▶ **RECORDS FOR THE EXERCISE**

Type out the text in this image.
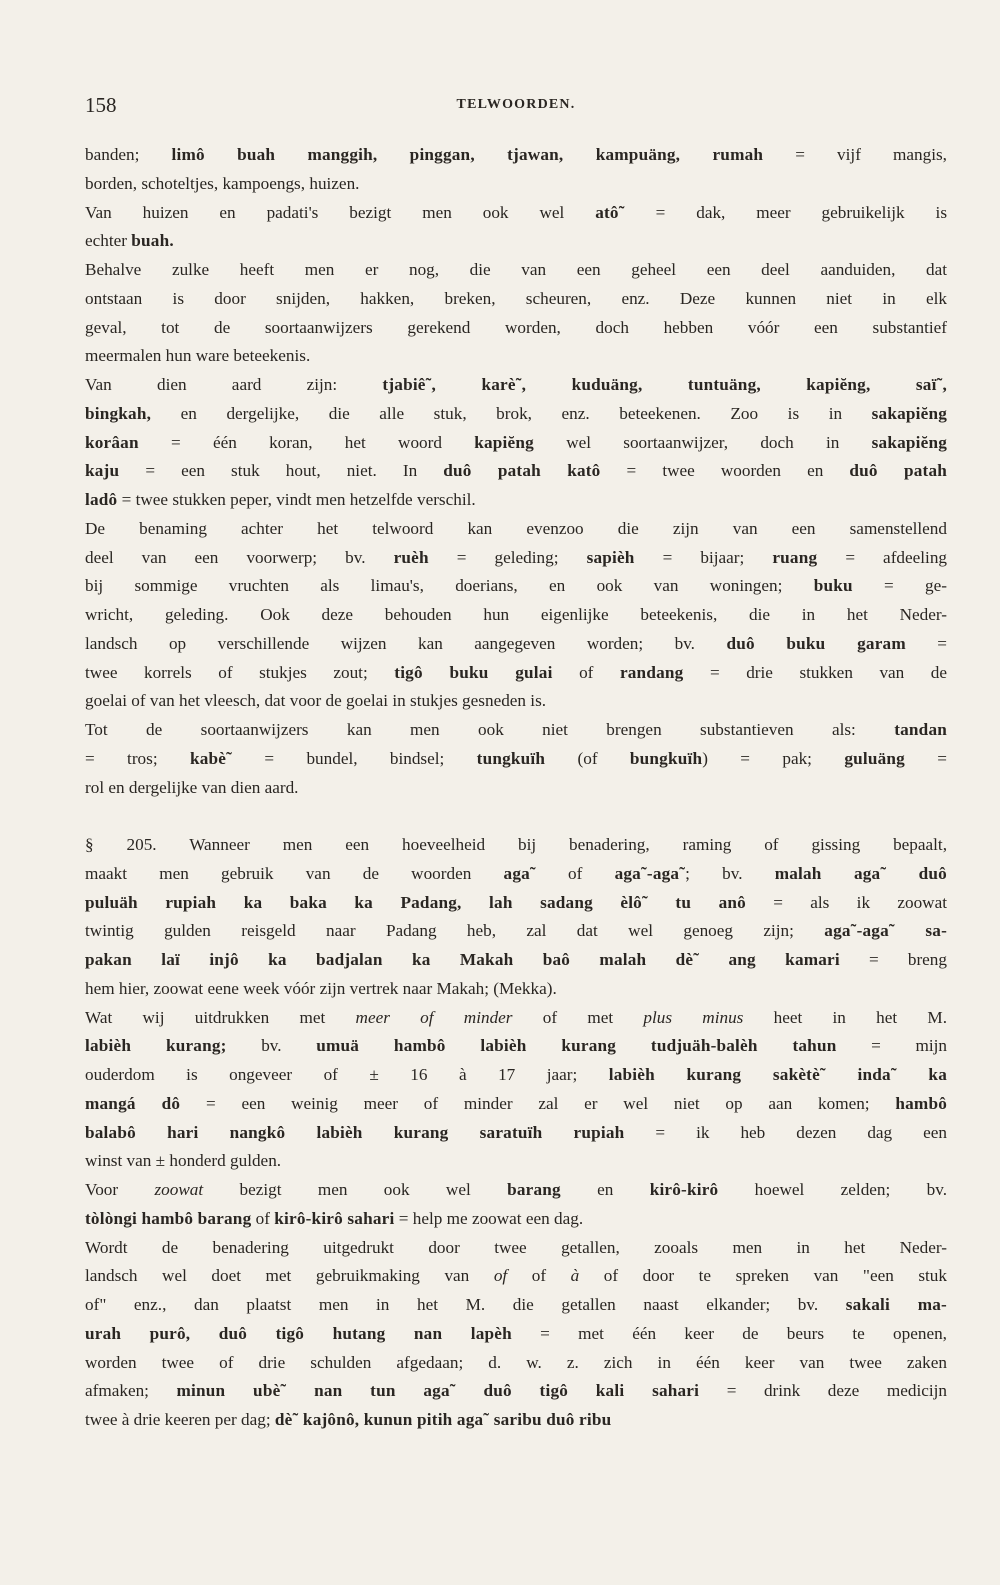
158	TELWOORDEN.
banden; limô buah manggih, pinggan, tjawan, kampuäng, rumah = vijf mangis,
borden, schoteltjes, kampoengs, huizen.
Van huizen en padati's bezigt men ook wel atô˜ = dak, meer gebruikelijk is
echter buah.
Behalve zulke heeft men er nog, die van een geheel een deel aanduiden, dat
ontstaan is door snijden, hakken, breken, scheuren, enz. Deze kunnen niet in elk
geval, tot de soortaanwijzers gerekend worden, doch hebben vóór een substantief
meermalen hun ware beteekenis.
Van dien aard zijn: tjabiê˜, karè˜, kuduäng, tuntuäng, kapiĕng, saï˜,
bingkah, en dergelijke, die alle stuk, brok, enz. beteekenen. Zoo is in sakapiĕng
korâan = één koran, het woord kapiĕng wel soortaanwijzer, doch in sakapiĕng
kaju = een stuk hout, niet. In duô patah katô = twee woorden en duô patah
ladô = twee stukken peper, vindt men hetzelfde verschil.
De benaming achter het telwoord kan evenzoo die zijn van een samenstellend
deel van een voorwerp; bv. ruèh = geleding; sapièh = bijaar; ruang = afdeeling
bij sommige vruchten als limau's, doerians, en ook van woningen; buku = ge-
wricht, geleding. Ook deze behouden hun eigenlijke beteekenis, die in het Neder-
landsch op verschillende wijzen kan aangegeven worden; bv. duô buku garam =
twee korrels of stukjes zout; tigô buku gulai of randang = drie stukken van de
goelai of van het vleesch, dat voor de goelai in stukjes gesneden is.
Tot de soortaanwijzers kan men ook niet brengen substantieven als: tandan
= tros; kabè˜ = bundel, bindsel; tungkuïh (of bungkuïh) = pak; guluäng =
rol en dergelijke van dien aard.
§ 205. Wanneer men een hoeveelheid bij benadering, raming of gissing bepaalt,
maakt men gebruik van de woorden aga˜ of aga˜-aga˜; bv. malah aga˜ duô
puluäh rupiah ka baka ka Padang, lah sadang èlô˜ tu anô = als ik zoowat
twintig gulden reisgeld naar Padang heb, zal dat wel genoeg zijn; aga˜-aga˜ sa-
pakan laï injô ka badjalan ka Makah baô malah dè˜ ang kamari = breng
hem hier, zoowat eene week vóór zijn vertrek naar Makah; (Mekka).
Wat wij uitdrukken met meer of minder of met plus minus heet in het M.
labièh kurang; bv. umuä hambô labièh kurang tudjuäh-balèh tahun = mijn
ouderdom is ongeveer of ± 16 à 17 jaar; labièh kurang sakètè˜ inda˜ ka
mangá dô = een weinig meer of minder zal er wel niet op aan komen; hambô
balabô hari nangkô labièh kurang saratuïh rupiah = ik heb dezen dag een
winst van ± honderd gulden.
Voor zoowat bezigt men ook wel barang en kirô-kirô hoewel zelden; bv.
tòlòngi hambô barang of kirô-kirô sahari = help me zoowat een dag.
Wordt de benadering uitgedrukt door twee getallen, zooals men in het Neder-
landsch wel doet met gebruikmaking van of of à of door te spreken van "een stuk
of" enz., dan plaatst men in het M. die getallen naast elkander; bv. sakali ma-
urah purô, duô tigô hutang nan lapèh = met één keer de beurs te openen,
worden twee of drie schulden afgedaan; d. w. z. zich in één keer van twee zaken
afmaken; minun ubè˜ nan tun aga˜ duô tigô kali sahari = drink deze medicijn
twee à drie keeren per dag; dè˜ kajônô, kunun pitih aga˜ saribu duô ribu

--

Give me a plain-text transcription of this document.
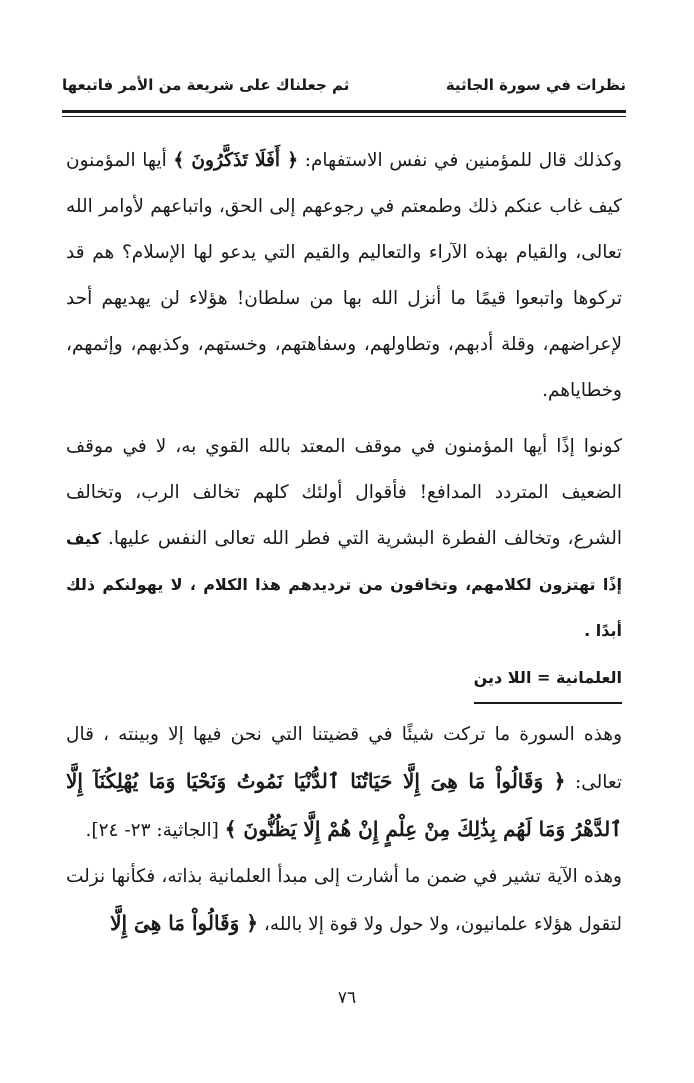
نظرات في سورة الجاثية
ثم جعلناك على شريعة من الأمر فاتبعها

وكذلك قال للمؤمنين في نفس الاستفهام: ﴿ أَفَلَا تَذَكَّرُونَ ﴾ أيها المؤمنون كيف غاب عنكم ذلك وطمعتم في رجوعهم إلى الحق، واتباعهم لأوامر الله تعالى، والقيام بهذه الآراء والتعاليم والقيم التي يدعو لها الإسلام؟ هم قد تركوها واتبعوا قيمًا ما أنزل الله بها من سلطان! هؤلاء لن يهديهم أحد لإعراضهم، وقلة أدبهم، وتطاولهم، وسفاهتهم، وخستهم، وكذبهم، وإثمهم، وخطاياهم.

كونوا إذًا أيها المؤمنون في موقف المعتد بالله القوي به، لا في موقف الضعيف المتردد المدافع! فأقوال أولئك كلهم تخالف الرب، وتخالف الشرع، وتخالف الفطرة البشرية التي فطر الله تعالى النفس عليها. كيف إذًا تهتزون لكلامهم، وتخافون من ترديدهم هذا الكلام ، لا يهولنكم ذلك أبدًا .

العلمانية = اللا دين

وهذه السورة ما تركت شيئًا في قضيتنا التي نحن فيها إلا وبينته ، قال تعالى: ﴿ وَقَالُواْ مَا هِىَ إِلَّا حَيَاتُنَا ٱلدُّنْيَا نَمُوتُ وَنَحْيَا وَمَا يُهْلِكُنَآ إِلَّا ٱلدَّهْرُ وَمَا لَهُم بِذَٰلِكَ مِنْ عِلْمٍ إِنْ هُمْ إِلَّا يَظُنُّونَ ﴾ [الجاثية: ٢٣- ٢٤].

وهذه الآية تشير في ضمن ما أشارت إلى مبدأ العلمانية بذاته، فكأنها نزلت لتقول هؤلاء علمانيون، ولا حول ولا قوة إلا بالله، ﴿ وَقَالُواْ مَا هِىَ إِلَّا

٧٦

==

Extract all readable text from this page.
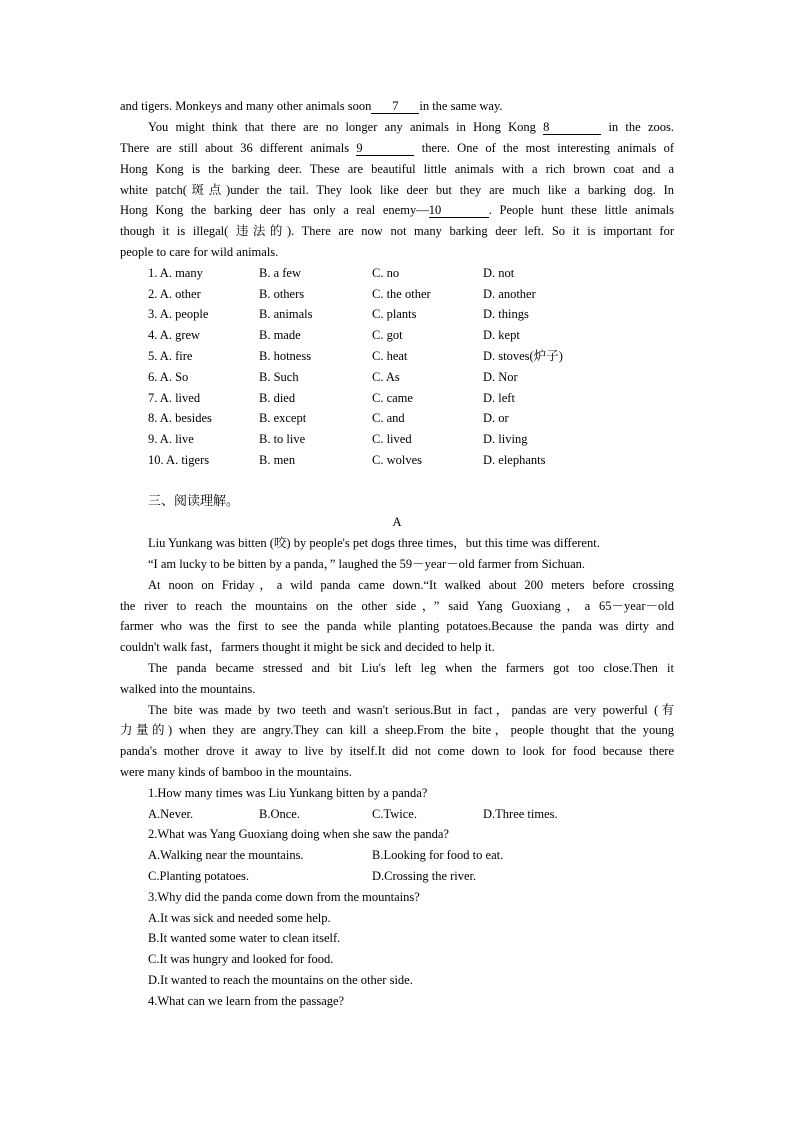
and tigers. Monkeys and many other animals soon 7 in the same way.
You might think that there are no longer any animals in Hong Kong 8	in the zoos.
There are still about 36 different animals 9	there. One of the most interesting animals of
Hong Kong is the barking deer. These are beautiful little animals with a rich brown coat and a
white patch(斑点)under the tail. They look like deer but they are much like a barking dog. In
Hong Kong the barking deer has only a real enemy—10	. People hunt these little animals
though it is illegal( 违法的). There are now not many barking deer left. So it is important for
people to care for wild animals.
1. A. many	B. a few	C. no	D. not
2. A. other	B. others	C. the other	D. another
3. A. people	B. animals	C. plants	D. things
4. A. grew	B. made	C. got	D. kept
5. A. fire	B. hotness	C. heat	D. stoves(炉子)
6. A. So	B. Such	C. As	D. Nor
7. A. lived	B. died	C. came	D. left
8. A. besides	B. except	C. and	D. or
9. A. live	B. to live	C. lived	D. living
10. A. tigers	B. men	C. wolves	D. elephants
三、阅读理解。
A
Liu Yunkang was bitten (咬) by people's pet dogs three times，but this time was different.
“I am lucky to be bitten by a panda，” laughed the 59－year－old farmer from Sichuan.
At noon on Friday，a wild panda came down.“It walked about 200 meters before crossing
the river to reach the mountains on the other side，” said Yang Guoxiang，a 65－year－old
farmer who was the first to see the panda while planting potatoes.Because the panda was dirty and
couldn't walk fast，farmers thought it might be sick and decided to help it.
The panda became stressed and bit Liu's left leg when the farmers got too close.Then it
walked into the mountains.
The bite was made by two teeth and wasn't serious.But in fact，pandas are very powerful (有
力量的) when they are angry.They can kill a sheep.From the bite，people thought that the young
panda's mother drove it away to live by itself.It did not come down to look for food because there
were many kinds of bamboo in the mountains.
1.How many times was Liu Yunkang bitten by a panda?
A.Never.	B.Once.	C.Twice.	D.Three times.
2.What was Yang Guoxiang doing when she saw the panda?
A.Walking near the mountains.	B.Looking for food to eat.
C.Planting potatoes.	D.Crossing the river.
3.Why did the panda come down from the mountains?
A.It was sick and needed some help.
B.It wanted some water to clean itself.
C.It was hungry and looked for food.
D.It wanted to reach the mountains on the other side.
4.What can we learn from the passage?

▶ **DIRECTIONS FOR THIS TASK**
Find each line holding the word "dergelijke" and copy it.

▶ **REPLY**
bingkah, en dergelijke, die alle stuk, brok, enz. beteekenen. Zoo is in sakapiĕng
rol en dergelijke van dien aard.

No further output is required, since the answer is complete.